→ Task directions: Find every line containing the word "JSON" in the records below; report only how many there are.

→ Entries with figure data:
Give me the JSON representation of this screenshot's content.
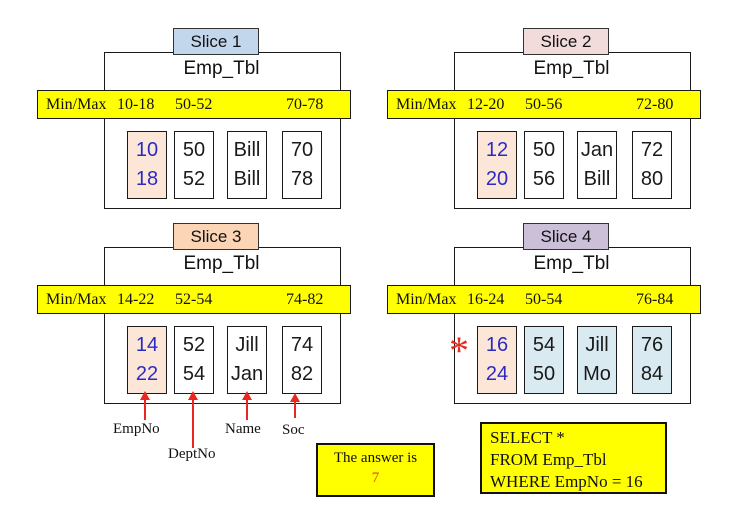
{
  "slices": [
    {
      "title": "Slice 1",
      "table_name": "Emp_Tbl",
      "minmax_label": "Min/Max",
      "ranges": [
        "10-18",
        "50-52",
        "70-78"
      ],
      "columns": [
        [
          "10",
          "18"
        ],
        [
          "50",
          "52"
        ],
        [
          "Bill",
          "Bill"
        ],
        [
          "70",
          "78"
        ]
      ],
      "tab_color": "#c3d7ec"
    },
    {
      "title": "Slice 2",
      "table_name": "Emp_Tbl",
      "minmax_label": "Min/Max",
      "ranges": [
        "12-20",
        "50-56",
        "72-80"
      ],
      "columns": [
        [
          "12",
          "20"
        ],
        [
          "50",
          "56"
        ],
        [
          "Jan",
          "Bill"
        ],
        [
          "72",
          "80"
        ]
      ],
      "tab_color": "#f2dcdb"
    },
    {
      "title": "Slice 3",
      "table_name": "Emp_Tbl",
      "minmax_label": "Min/Max",
      "ranges": [
        "14-22",
        "52-54",
        "74-82"
      ],
      "columns": [
        [
          "14",
          "22"
        ],
        [
          "52",
          "54"
        ],
        [
          "Jill",
          "Jan"
        ],
        [
          "74",
          "82"
        ]
      ],
      "tab_color": "#fbd5b5"
    },
    {
      "title": "Slice 4",
      "table_name": "Emp_Tbl",
      "minmax_label": "Min/Max",
      "ranges": [
        "16-24",
        "50-54",
        "76-84"
      ],
      "columns": [
        [
          "16",
          "24"
        ],
        [
          "54",
          "50"
        ],
        [
          "Jill",
          "Mo"
        ],
        [
          "76",
          "84"
        ]
      ],
      "tab_color": "#cbc0d8",
      "marker": "*"
    }
  ],
  "column_labels": [
    "EmpNo",
    "DeptNo",
    "Name",
    "Soc"
  ],
  "answer_box": {
    "text": "The answer is",
    "answer": "7"
  },
  "sql_box": {
    "lines": [
      "SELECT *",
      "FROM Emp_Tbl",
      "WHERE EmpNo = 16"
    ]
  },
  "colors": {
    "highlight_bar": "#ffff00",
    "empno_column_bg": "#fce6d8",
    "empno_text_blue": "#2b2bc4",
    "slice4_cell_bg": "#d9eaf1",
    "marker_red": "#e8281e",
    "answer_red": "#e0432d",
    "tab_slice1": "#c3d7ec",
    "tab_slice2": "#f2dcdb",
    "tab_slice3": "#fbd5b5",
    "tab_slice4": "#cbc0d8"
  }
}
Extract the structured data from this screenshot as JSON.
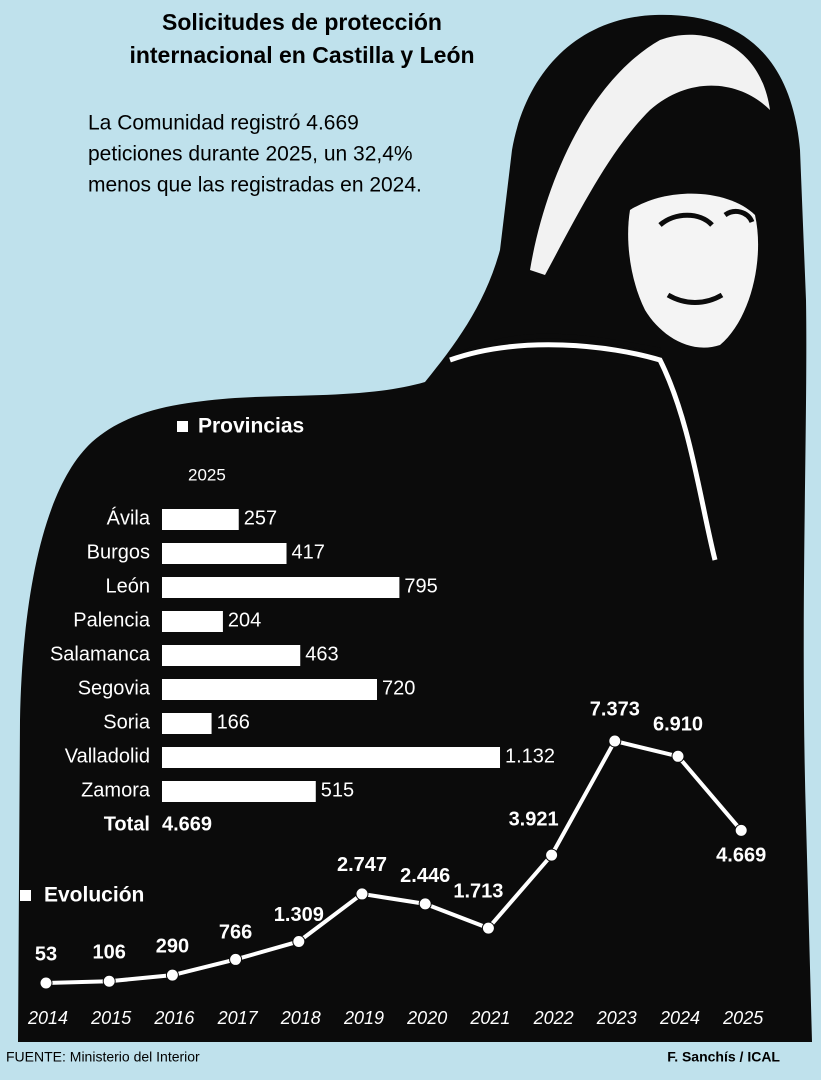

→ Task output: 2